==== INFORMATION SHOWN

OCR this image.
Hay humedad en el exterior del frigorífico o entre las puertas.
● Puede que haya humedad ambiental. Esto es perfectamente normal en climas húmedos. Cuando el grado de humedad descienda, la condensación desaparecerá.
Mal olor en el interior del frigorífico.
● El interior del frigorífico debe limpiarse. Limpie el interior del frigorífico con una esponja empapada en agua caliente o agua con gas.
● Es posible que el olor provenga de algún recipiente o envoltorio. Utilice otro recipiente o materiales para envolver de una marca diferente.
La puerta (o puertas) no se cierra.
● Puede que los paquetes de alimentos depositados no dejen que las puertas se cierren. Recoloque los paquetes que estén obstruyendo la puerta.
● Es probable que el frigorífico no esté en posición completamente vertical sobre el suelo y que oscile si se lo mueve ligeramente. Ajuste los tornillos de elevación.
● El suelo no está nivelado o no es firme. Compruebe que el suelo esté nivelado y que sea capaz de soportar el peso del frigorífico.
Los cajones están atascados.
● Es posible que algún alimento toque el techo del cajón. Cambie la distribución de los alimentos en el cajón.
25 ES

========
==== INFORMATION SHOWN

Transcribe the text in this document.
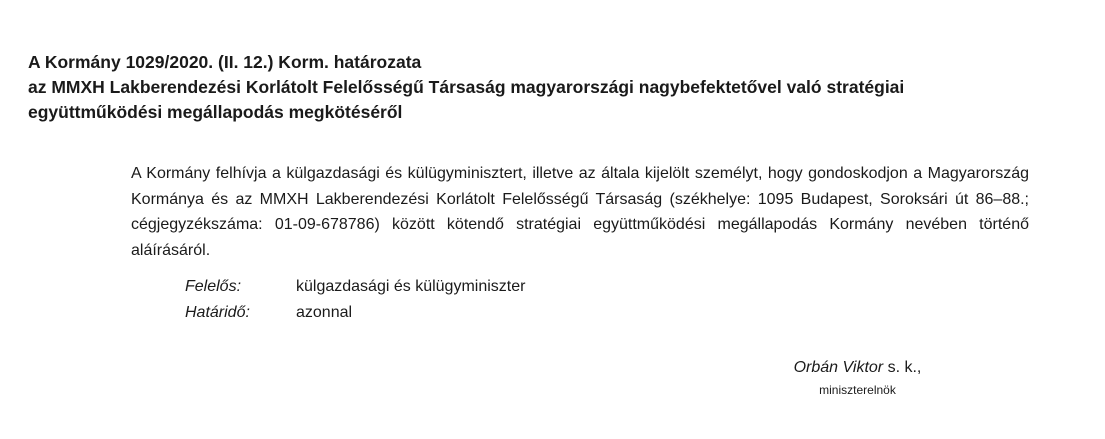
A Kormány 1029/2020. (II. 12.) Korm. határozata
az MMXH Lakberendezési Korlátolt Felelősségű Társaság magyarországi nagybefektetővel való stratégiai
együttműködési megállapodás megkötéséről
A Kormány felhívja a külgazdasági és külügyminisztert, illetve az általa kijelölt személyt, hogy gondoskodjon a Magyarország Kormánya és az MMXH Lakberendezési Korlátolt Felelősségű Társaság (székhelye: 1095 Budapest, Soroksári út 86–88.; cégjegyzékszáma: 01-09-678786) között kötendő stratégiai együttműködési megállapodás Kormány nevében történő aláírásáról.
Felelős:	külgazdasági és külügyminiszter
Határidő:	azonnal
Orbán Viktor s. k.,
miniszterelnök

========

▸ SET EXERCISE
Locate the word "Lakberendezési" in the records and collect each line it appears in.

▸ SOLUTION FOR THIS TASK
az MMXH Lakberendezési Korlátolt Felelősségű Társaság magyarországi nagybefektetővel való stratégiai
A Kormány felhívja a külgazdasági és külügyminisztert, illetve az általa kijelölt személyt, hogy gondoskodjon a Magyarország Kormánya és az MMXH Lakberendezési Korlátolt Felelősségű Társaság (székhelye: 1095 Budapest, Soroksári út 86–88.; cégjegyzékszáma: 01-09-678786) között kötendő stratégiai együttműködési megállapodás Kormány nevében történő aláírásáról.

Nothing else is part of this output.